# AIM
From the line containing "What does this" through the last line of the data, return those lines exactly as written and nothing more.

(Stored entries)

···

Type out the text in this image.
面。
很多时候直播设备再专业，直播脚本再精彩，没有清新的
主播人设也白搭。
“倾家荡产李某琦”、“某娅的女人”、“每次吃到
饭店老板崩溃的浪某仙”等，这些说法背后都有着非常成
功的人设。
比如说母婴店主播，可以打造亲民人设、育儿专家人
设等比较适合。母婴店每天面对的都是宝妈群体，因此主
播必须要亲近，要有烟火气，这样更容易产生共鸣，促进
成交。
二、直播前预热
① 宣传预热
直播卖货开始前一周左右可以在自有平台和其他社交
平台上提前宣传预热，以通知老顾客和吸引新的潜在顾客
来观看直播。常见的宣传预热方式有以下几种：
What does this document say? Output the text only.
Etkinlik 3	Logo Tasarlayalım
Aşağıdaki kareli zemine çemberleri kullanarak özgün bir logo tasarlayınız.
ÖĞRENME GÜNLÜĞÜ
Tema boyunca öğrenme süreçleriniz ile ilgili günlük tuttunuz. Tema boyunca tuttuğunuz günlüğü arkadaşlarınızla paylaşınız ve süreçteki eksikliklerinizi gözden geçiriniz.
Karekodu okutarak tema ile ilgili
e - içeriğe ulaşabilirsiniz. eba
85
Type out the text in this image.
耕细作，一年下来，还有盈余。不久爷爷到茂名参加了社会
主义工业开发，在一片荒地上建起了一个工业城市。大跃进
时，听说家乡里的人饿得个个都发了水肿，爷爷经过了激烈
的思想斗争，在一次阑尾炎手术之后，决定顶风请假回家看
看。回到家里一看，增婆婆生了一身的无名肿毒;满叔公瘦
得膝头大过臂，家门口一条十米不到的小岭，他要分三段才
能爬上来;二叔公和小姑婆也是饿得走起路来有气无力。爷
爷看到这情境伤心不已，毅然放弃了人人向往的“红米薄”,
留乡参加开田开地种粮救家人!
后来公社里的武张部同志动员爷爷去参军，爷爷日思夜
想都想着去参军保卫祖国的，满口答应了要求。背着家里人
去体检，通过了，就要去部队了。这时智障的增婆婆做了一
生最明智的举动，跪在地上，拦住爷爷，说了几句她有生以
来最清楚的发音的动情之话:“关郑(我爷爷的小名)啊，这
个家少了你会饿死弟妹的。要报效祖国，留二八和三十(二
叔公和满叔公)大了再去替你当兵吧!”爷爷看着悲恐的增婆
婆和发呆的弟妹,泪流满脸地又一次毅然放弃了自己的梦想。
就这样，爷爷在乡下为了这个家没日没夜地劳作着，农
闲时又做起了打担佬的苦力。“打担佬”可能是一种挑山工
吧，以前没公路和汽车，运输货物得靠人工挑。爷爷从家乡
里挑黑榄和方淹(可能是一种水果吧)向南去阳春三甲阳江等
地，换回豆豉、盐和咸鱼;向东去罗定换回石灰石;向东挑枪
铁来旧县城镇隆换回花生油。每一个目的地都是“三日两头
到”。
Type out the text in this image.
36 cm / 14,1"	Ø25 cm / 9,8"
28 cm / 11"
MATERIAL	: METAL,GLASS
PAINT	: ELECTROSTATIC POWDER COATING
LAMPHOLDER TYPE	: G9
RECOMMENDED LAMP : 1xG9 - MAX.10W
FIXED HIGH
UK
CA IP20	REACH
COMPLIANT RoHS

···

# RESPONSE TO THIS EXERCISE
What does this document say? Output the text only.
Etkinlik 3	Logo Tasarlayalım
Aşağıdaki kareli zemine çemberleri kullanarak özgün bir logo tasarlayınız.
ÖĞRENME GÜNLÜĞÜ
Tema boyunca öğrenme süreçleriniz ile ilgili günlük tuttunuz. Tema boyunca tuttuğunuz günlüğü arkadaşlarınızla paylaşınız ve süreçteki eksikliklerinizi gözden geçiriniz.
Karekodu okutarak tema ile ilgili
e - içeriğe ulaşabilirsiniz. eba
85
Type out the text in this image.
耕细作，一年下来，还有盈余。不久爷爷到茂名参加了社会
主义工业开发，在一片荒地上建起了一个工业城市。大跃进
时，听说家乡里的人饿得个个都发了水肿，爷爷经过了激烈
的思想斗争，在一次阑尾炎手术之后，决定顶风请假回家看
看。回到家里一看，增婆婆生了一身的无名肿毒;满叔公瘦
得膝头大过臂，家门口一条十米不到的小岭，他要分三段才
能爬上来;二叔公和小姑婆也是饿得走起路来有气无力。爷
爷看到这情境伤心不已，毅然放弃了人人向往的“红米薄”,
留乡参加开田开地种粮救家人!
后来公社里的武张部同志动员爷爷去参军，爷爷日思夜
想都想着去参军保卫祖国的，满口答应了要求。背着家里人
去体检，通过了，就要去部队了。这时智障的增婆婆做了一
生最明智的举动，跪在地上，拦住爷爷，说了几句她有生以
来最清楚的发音的动情之话:“关郑(我爷爷的小名)啊，这
个家少了你会饿死弟妹的。要报效祖国，留二八和三十(二
叔公和满叔公)大了再去替你当兵吧!”爷爷看着悲恐的增婆
婆和发呆的弟妹,泪流满脸地又一次毅然放弃了自己的梦想。
就这样，爷爷在乡下为了这个家没日没夜地劳作着，农
闲时又做起了打担佬的苦力。“打担佬”可能是一种挑山工
吧，以前没公路和汽车，运输货物得靠人工挑。爷爷从家乡
里挑黑榄和方淹(可能是一种水果吧)向南去阳春三甲阳江等
地，换回豆豉、盐和咸鱼;向东去罗定换回石灰石;向东挑枪
铁来旧县城镇隆换回花生油。每一个目的地都是“三日两头
到”。
Type out the text in this image.
36 cm / 14,1"	Ø25 cm / 9,8"
28 cm / 11"
MATERIAL	: METAL,GLASS
PAINT	: ELECTROSTATIC POWDER COATING
LAMPHOLDER TYPE	: G9
RECOMMENDED LAMP : 1xG9 - MAX.10W
FIXED HIGH
UK
CA IP20	REACH
COMPLIANT RoHS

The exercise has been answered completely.